WRITTEN PROBLEM:
Where a line contains the word "provide", copy that line in full.

Saved data entries:
%%
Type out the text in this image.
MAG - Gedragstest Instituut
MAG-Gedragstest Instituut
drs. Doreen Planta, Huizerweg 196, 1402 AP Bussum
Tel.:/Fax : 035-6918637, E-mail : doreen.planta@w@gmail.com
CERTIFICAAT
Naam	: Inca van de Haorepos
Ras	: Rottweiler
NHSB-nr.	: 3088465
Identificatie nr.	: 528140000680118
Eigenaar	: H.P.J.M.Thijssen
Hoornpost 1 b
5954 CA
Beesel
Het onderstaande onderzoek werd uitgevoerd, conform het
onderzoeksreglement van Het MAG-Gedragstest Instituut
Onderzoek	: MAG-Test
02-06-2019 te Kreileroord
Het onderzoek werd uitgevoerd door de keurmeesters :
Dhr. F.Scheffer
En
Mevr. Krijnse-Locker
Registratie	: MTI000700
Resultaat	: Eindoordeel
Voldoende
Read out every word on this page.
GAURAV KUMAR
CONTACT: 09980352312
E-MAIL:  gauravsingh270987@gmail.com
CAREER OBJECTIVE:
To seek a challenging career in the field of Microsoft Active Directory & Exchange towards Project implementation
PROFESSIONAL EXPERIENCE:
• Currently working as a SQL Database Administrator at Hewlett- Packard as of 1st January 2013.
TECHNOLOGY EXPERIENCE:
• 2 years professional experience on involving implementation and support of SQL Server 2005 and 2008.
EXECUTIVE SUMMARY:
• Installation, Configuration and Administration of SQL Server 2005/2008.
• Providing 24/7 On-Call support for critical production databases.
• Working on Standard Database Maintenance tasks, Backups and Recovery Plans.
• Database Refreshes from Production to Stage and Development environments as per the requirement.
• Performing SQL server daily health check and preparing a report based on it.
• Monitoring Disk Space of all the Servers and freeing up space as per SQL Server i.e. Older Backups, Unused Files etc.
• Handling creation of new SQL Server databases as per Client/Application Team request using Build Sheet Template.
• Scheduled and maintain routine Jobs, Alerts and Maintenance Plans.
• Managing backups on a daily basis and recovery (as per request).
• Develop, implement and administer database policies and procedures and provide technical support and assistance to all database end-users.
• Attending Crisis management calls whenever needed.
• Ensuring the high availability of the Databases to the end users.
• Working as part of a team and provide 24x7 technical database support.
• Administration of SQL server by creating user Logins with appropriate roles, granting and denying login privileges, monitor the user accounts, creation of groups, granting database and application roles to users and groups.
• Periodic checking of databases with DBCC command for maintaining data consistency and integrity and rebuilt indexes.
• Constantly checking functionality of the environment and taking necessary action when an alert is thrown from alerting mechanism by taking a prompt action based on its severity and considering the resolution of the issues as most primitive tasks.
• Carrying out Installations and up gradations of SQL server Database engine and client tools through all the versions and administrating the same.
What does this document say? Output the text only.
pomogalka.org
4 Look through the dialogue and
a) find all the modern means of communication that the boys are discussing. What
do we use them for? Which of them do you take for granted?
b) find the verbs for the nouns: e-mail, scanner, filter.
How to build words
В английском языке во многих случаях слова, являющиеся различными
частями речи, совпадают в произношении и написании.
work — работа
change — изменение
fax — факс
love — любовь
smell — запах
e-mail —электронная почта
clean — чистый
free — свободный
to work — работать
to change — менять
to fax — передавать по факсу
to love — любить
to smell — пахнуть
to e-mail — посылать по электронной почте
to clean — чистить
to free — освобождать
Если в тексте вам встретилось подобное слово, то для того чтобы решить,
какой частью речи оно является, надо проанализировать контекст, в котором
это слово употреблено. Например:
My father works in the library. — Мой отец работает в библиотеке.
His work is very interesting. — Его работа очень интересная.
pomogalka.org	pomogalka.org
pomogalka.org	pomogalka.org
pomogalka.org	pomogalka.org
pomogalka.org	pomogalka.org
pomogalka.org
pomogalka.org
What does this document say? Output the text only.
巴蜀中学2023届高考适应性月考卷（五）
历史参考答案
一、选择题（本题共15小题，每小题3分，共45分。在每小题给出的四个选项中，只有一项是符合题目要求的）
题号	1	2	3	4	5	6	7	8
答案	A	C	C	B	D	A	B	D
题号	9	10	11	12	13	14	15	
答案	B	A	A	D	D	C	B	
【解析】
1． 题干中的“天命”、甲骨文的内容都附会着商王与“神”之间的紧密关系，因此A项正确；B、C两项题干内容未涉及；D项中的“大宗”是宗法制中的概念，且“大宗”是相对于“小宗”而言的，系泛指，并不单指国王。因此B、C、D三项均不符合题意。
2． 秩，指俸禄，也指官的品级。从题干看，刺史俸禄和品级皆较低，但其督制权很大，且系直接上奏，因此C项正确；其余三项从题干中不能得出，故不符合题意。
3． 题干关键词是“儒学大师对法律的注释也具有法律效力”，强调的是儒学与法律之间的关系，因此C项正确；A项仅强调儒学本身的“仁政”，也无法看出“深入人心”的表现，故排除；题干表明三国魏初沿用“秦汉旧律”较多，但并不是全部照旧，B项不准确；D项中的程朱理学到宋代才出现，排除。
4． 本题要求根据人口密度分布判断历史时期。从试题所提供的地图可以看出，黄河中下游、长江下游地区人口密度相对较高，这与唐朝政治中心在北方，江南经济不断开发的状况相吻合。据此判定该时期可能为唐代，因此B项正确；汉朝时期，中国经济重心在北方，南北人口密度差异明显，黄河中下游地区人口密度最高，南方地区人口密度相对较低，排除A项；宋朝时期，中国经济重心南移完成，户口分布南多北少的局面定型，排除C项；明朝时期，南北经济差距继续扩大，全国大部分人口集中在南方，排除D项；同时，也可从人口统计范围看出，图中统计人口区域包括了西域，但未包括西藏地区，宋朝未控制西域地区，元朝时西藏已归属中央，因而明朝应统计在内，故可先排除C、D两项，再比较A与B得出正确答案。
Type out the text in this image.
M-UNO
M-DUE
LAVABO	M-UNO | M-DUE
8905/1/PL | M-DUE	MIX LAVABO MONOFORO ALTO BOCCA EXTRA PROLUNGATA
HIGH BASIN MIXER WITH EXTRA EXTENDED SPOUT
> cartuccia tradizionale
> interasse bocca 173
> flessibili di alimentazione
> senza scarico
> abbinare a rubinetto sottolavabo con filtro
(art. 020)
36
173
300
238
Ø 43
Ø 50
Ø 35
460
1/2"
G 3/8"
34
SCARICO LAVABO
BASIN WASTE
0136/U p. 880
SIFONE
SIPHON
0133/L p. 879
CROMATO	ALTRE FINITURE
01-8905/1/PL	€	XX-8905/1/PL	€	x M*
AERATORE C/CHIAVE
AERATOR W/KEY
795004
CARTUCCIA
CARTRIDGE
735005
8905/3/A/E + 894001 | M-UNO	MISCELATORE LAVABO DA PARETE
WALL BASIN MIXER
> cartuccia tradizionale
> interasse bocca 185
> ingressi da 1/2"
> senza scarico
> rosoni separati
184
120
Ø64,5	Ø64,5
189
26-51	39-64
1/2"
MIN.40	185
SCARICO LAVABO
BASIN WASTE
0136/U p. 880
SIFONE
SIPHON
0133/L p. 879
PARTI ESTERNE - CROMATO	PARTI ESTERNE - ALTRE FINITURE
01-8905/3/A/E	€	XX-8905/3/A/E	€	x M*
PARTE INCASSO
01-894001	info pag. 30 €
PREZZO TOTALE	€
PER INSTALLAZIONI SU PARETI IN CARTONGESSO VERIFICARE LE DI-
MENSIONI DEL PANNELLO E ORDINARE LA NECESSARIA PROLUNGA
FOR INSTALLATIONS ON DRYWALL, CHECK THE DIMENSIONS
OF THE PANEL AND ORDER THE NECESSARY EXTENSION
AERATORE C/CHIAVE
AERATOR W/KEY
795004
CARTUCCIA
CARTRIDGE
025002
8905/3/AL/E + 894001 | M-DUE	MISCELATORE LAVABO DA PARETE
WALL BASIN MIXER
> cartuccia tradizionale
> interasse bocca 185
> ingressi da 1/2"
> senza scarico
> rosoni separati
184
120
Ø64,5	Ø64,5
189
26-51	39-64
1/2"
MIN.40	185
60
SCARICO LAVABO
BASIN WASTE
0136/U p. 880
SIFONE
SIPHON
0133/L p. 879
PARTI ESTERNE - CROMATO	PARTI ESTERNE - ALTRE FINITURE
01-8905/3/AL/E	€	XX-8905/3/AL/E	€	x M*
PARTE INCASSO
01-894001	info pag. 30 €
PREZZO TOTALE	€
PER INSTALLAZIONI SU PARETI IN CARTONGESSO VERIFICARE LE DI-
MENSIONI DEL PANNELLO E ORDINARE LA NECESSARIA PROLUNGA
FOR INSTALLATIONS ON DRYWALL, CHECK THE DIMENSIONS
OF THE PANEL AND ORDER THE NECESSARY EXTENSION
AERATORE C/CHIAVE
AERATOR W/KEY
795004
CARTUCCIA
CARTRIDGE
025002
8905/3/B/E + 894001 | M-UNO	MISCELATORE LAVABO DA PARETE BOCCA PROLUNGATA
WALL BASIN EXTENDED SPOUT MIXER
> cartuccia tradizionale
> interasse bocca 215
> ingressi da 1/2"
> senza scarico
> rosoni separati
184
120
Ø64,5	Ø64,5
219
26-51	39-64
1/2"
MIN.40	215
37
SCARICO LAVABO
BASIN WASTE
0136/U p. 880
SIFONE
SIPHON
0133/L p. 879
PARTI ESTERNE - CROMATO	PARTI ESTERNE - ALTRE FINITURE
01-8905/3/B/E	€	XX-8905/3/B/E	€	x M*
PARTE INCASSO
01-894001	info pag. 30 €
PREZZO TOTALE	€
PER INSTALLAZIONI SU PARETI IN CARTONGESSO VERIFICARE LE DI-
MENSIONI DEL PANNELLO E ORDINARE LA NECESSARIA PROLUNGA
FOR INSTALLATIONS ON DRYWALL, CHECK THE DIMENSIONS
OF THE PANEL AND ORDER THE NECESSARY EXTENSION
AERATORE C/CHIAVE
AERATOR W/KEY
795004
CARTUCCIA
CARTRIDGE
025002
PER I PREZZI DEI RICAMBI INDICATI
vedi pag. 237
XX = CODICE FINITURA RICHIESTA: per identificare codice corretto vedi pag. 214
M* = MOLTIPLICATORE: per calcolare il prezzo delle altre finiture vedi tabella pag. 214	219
%%
OUTPUT FOR THIS EXERCISE:
• Develop, implement and administer database policies and procedures and provide technical support and assistance to all database end-users.
• Working as part of a team and provide 24x7 technical database support.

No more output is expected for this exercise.